Dataset entries »
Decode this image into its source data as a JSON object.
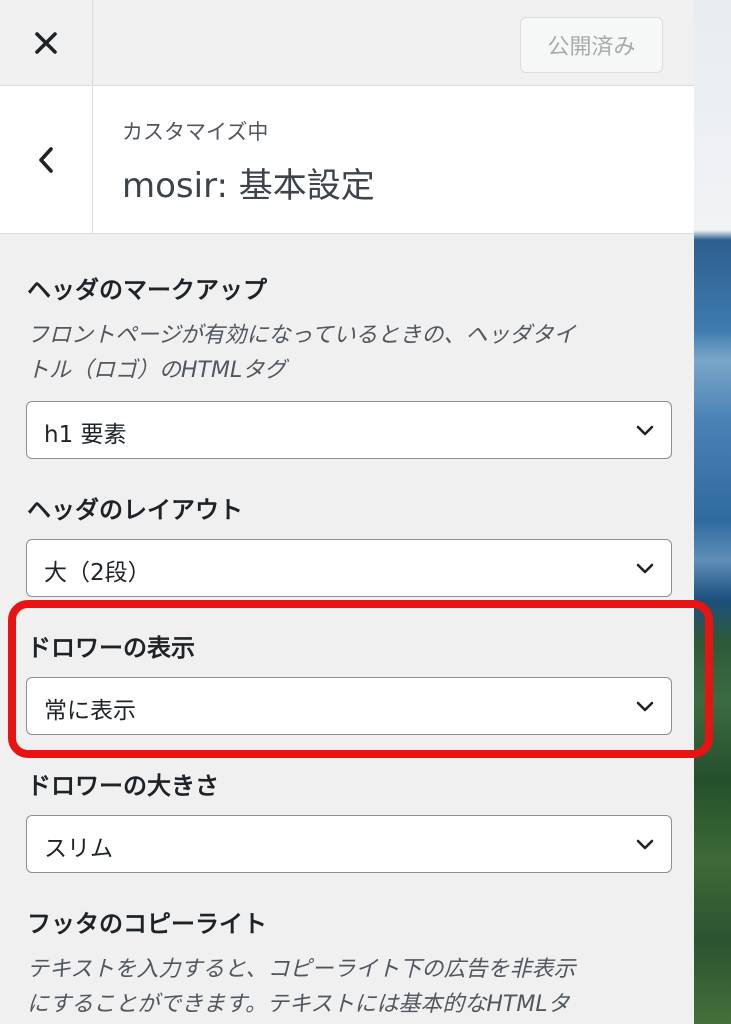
{
  "topbar": {
    "close_icon": "close-icon",
    "publish_label": "公開済み"
  },
  "section": {
    "back_icon": "chevron-left-icon",
    "subtitle": "カスタマイズ中",
    "title": "mosir: 基本設定"
  },
  "controls": {
    "header_markup": {
      "title": "ヘッダのマークアップ",
      "desc_line1": "フロントページが有効になっているときの、ヘッダタイ",
      "desc_line2": "トル（ロゴ）のHTMLタグ",
      "value": "h1 要素"
    },
    "header_layout": {
      "title": "ヘッダのレイアウト",
      "value": "大（2段）"
    },
    "drawer_display": {
      "title": "ドロワーの表示",
      "value": "常に表示"
    },
    "drawer_size": {
      "title": "ドロワーの大きさ",
      "value": "スリム"
    },
    "footer_copyright": {
      "title": "フッタのコピーライト",
      "desc_line1": "テキストを入力すると、コピーライト下の広告を非表示",
      "desc_line2": "にすることができます。テキストには基本的なHTMLタ"
    }
  },
  "colors": {
    "highlight": "#e81414",
    "panel_bg": "#f0f0f1"
  }
}
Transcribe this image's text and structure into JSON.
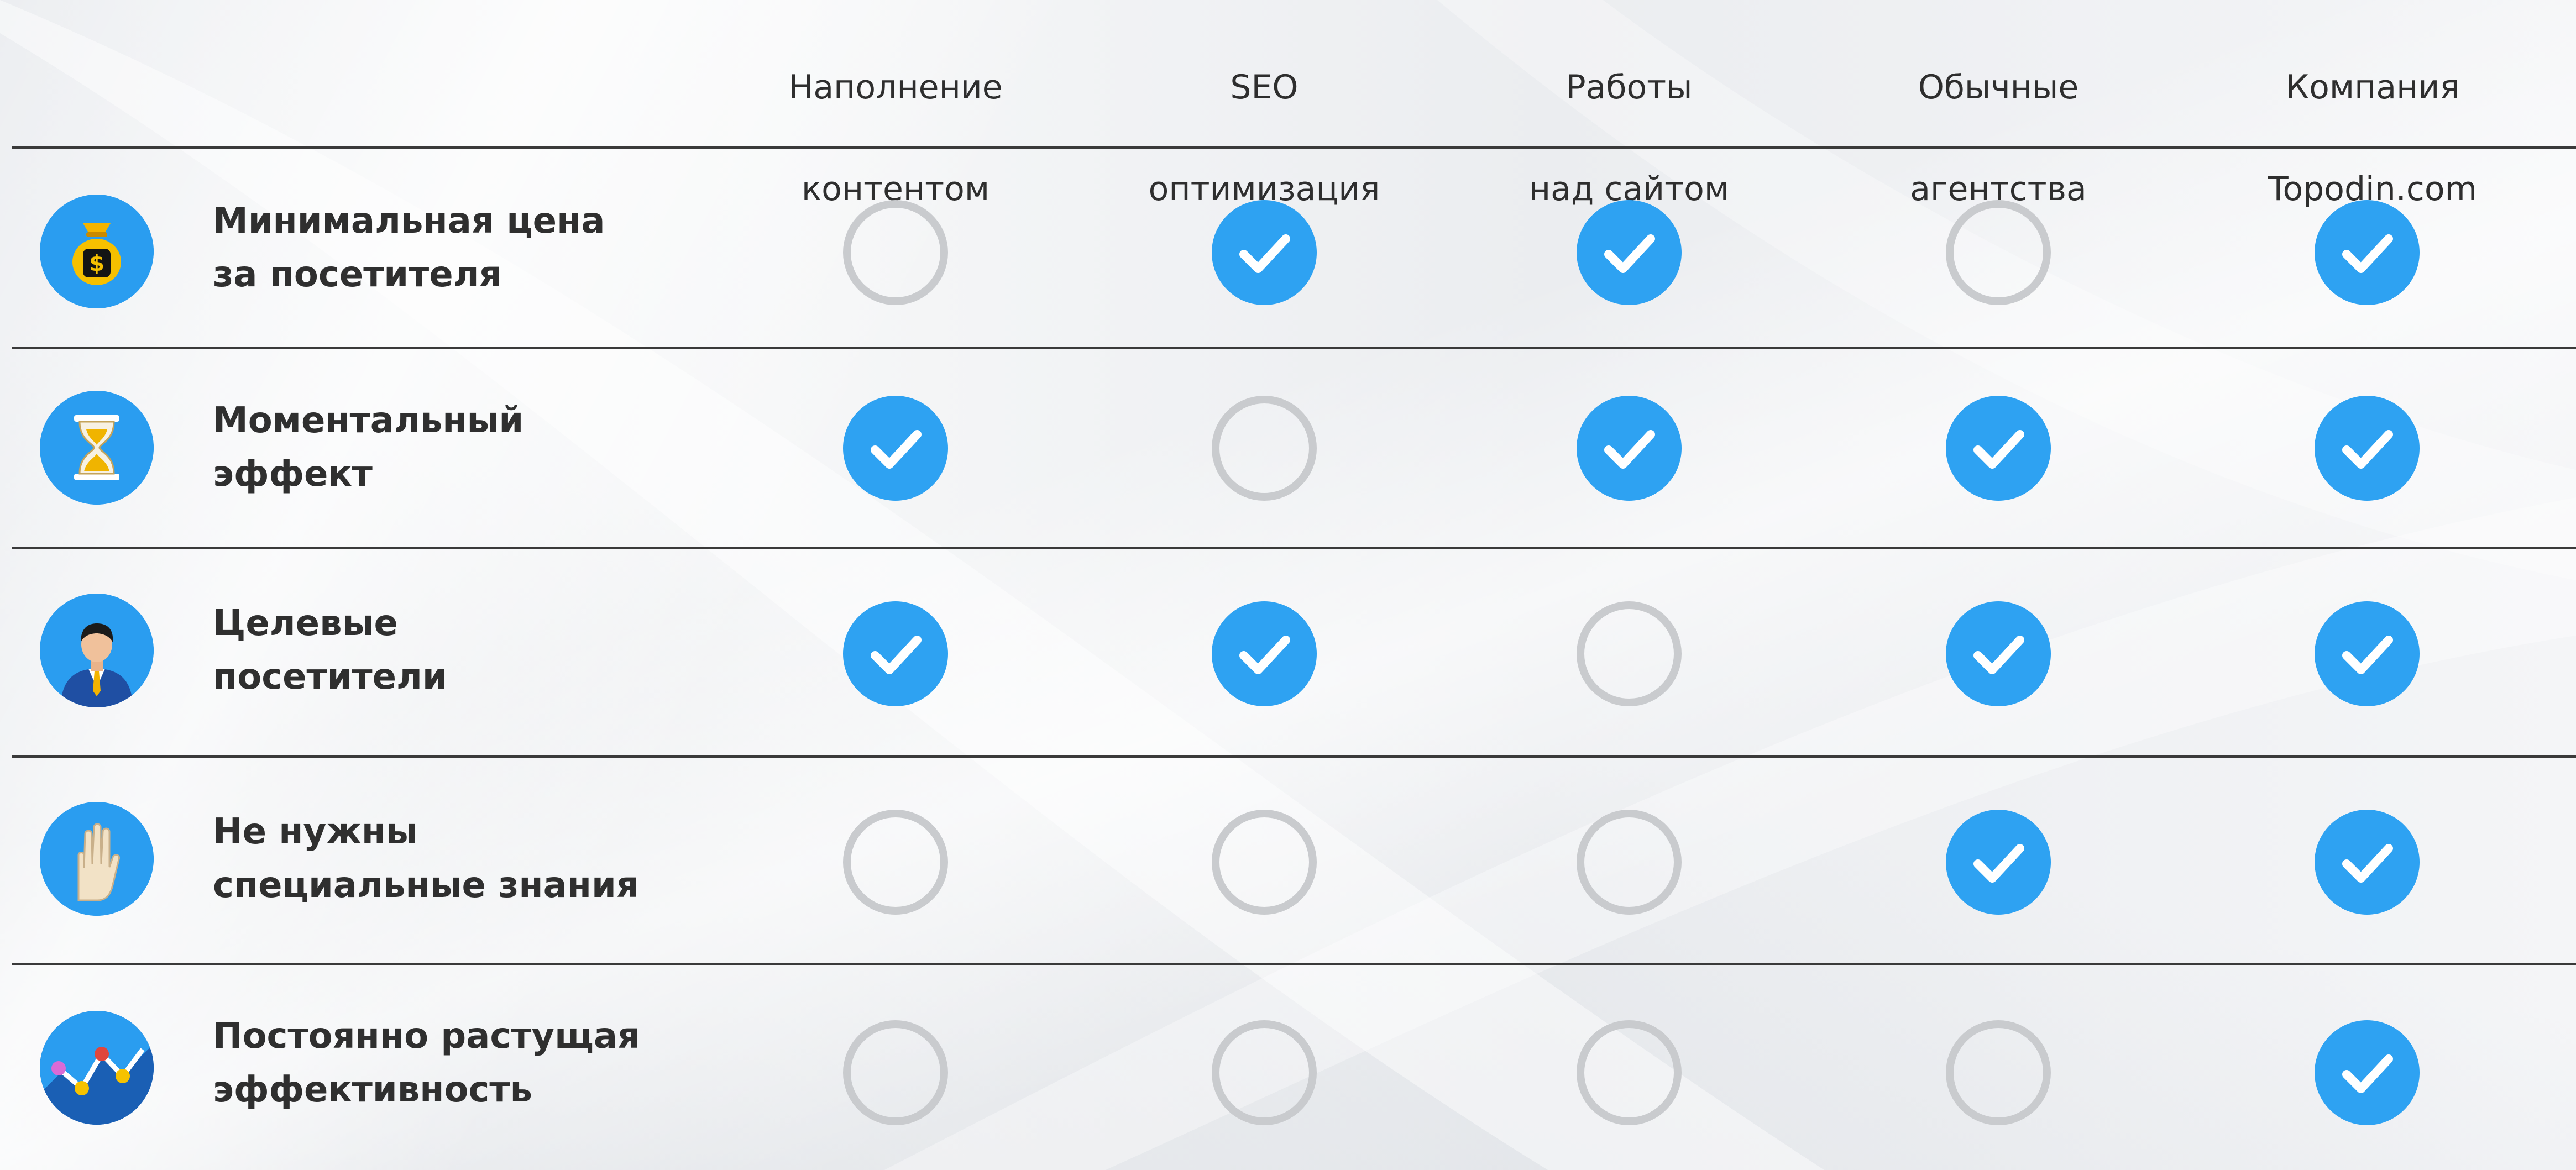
{
  "columns": [
    {
      "line1": "Наполнение",
      "line2": "контентом"
    },
    {
      "line1": "SEO",
      "line2": "оптимизация"
    },
    {
      "line1": "Работы",
      "line2": "над сайтом"
    },
    {
      "line1": "Обычные",
      "line2": "агентства"
    },
    {
      "line1": "Компания",
      "line2": "Topodin.com"
    }
  ],
  "rows": [
    {
      "icon": "money-bag-icon",
      "line1": "Минимальная цена",
      "line2": "за посетителя",
      "checks": [
        false,
        true,
        true,
        false,
        true
      ]
    },
    {
      "icon": "hourglass-icon",
      "line1": "Моментальный",
      "line2": "эффект",
      "checks": [
        true,
        false,
        true,
        true,
        true
      ]
    },
    {
      "icon": "businessman-icon",
      "line1": "Целевые",
      "line2": "посетители",
      "checks": [
        true,
        true,
        false,
        true,
        true
      ]
    },
    {
      "icon": "hand-icon",
      "line1": "Не нужны",
      "line2": "специальные знания",
      "checks": [
        false,
        false,
        false,
        true,
        true
      ]
    },
    {
      "icon": "growth-chart-icon",
      "line1": "Постоянно растущая",
      "line2": "эффективность",
      "checks": [
        false,
        false,
        false,
        false,
        true
      ]
    }
  ],
  "colors": {
    "check": "#2ea2f2",
    "empty": "#c9cbce",
    "icon_bg": "#2a9df0"
  }
}
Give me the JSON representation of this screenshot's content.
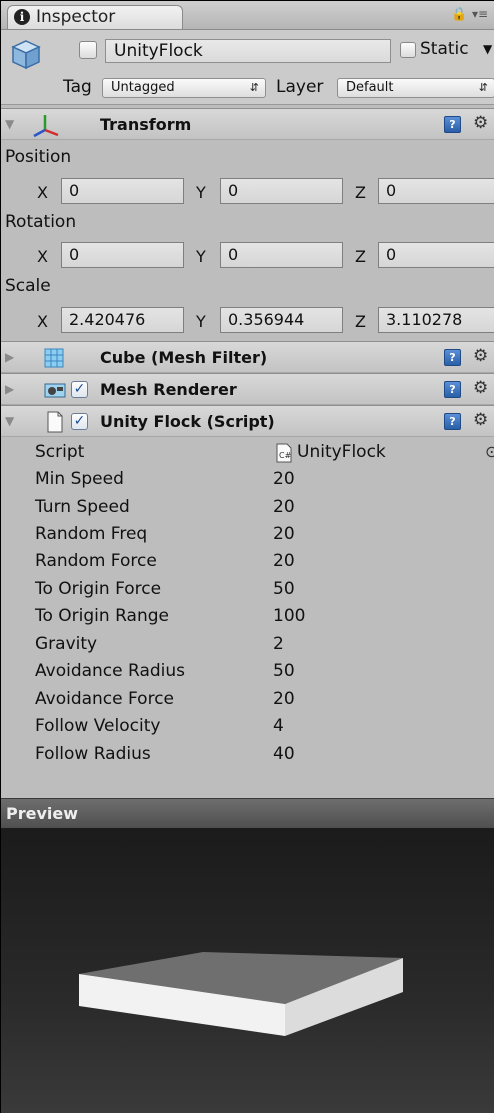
{
  "tab": {
    "icon": "info-icon",
    "label": "Inspector"
  },
  "header": {
    "object_name": "UnityFlock",
    "static_label": "Static",
    "tag_label": "Tag",
    "tag_value": "Untagged",
    "layer_label": "Layer",
    "layer_value": "Default"
  },
  "transform": {
    "title": "Transform",
    "position_label": "Position",
    "rotation_label": "Rotation",
    "scale_label": "Scale",
    "axis": {
      "x": "X",
      "y": "Y",
      "z": "Z"
    },
    "position": {
      "x": "0",
      "y": "0",
      "z": "0"
    },
    "rotation": {
      "x": "0",
      "y": "0",
      "z": "0"
    },
    "scale": {
      "x": "2.420476",
      "y": "0.356944",
      "z": "3.110278"
    }
  },
  "components": {
    "mesh_filter": {
      "title": "Cube (Mesh Filter)"
    },
    "mesh_renderer": {
      "title": "Mesh Renderer",
      "enabled": true
    },
    "script": {
      "title": "Unity Flock (Script)",
      "enabled": true
    }
  },
  "script_props": [
    {
      "name": "Script",
      "value": "UnityFlock"
    },
    {
      "name": "Min Speed",
      "value": "20"
    },
    {
      "name": "Turn Speed",
      "value": "20"
    },
    {
      "name": "Random Freq",
      "value": "20"
    },
    {
      "name": "Random Force",
      "value": "20"
    },
    {
      "name": "To Origin Force",
      "value": "50"
    },
    {
      "name": "To Origin Range",
      "value": "100"
    },
    {
      "name": "Gravity",
      "value": "2"
    },
    {
      "name": "Avoidance Radius",
      "value": "50"
    },
    {
      "name": "Avoidance Force",
      "value": "20"
    },
    {
      "name": "Follow Velocity",
      "value": "4"
    },
    {
      "name": "Follow Radius",
      "value": "40"
    }
  ],
  "preview": {
    "title": "Preview"
  },
  "colors": {
    "panel_bg": "#bdbdbd",
    "header_bg": "#cbcbcb",
    "preview_bar": "#5e5e5e",
    "preview_bg": "#2a2a2a",
    "checkbox_check": "#1d4f99",
    "help_icon": "#3a72c0"
  }
}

Problem requirements »
Print the whole listing above once more, word for word, without its pictures.

Finished exercise »
Decode this image into its source data as a JSON object.
{
  "topbar": {
    "close_icon": "close-icon",
    "publish_label": "公開済み"
  },
  "section": {
    "back_icon": "chevron-left-icon",
    "subtitle": "カスタマイズ中",
    "title": "mosir: 基本設定"
  },
  "controls": {
    "header_markup": {
      "title": "ヘッダのマークアップ",
      "desc_line1": "フロントページが有効になっているときの、ヘッダタイ",
      "desc_line2": "トル（ロゴ）のHTMLタグ",
      "value": "h1 要素"
    },
    "header_layout": {
      "title": "ヘッダのレイアウト",
      "value": "大（2段）"
    },
    "drawer_display": {
      "title": "ドロワーの表示",
      "value": "常に表示"
    },
    "drawer_size": {
      "title": "ドロワーの大きさ",
      "value": "スリム"
    },
    "footer_copyright": {
      "title": "フッタのコピーライト",
      "desc_line1": "テキストを入力すると、コピーライト下の広告を非表示",
      "desc_line2": "にすることができます。テキストには基本的なHTMLタ"
    }
  },
  "colors": {
    "highlight": "#e81414",
    "panel_bg": "#f0f0f1"
  }
}
Transcribe this image's text and structure into JSON.
{
  "columns": [
    {
      "line1": "Наполнение",
      "line2": "контентом"
    },
    {
      "line1": "SEO",
      "line2": "оптимизация"
    },
    {
      "line1": "Работы",
      "line2": "над сайтом"
    },
    {
      "line1": "Обычные",
      "line2": "агентства"
    },
    {
      "line1": "Компания",
      "line2": "Topodin.com"
    }
  ],
  "rows": [
    {
      "icon": "money-bag-icon",
      "line1": "Минимальная цена",
      "line2": "за посетителя",
      "checks": [
        false,
        true,
        true,
        false,
        true
      ]
    },
    {
      "icon": "hourglass-icon",
      "line1": "Моментальный",
      "line2": "эффект",
      "checks": [
        true,
        false,
        true,
        true,
        true
      ]
    },
    {
      "icon": "businessman-icon",
      "line1": "Целевые",
      "line2": "посетители",
      "checks": [
        true,
        true,
        false,
        true,
        true
      ]
    },
    {
      "icon": "hand-icon",
      "line1": "Не нужны",
      "line2": "специальные знания",
      "checks": [
        false,
        false,
        false,
        true,
        true
      ]
    },
    {
      "icon": "growth-chart-icon",
      "line1": "Постоянно растущая",
      "line2": "эффективность",
      "checks": [
        false,
        false,
        false,
        false,
        true
      ]
    }
  ],
  "colors": {
    "check": "#2ea2f2",
    "empty": "#c9cbce",
    "icon_bg": "#2a9df0"
  }
}
Give me the JSON representation of this screenshot's content.
{
  "tab": {
    "icon": "info-icon",
    "label": "Inspector"
  },
  "header": {
    "object_name": "UnityFlock",
    "static_label": "Static",
    "tag_label": "Tag",
    "tag_value": "Untagged",
    "layer_label": "Layer",
    "layer_value": "Default"
  },
  "transform": {
    "title": "Transform",
    "position_label": "Position",
    "rotation_label": "Rotation",
    "scale_label": "Scale",
    "axis": {
      "x": "X",
      "y": "Y",
      "z": "Z"
    },
    "position": {
      "x": "0",
      "y": "0",
      "z": "0"
    },
    "rotation": {
      "x": "0",
      "y": "0",
      "z": "0"
    },
    "scale": {
      "x": "2.420476",
      "y": "0.356944",
      "z": "3.110278"
    }
  },
  "components": {
    "mesh_filter": {
      "title": "Cube (Mesh Filter)"
    },
    "mesh_renderer": {
      "title": "Mesh Renderer",
      "enabled": true
    },
    "script": {
      "title": "Unity Flock (Script)",
      "enabled": true
    }
  },
  "script_props": [
    {
      "name": "Script",
      "value": "UnityFlock"
    },
    {
      "name": "Min Speed",
      "value": "20"
    },
    {
      "name": "Turn Speed",
      "value": "20"
    },
    {
      "name": "Random Freq",
      "value": "20"
    },
    {
      "name": "Random Force",
      "value": "20"
    },
    {
      "name": "To Origin Force",
      "value": "50"
    },
    {
      "name": "To Origin Range",
      "value": "100"
    },
    {
      "name": "Gravity",
      "value": "2"
    },
    {
      "name": "Avoidance Radius",
      "value": "50"
    },
    {
      "name": "Avoidance Force",
      "value": "20"
    },
    {
      "name": "Follow Velocity",
      "value": "4"
    },
    {
      "name": "Follow Radius",
      "value": "40"
    }
  ],
  "preview": {
    "title": "Preview"
  },
  "colors": {
    "panel_bg": "#bdbdbd",
    "header_bg": "#cbcbcb",
    "preview_bar": "#5e5e5e",
    "preview_bg": "#2a2a2a",
    "checkbox_check": "#1d4f99",
    "help_icon": "#3a72c0"
  }
}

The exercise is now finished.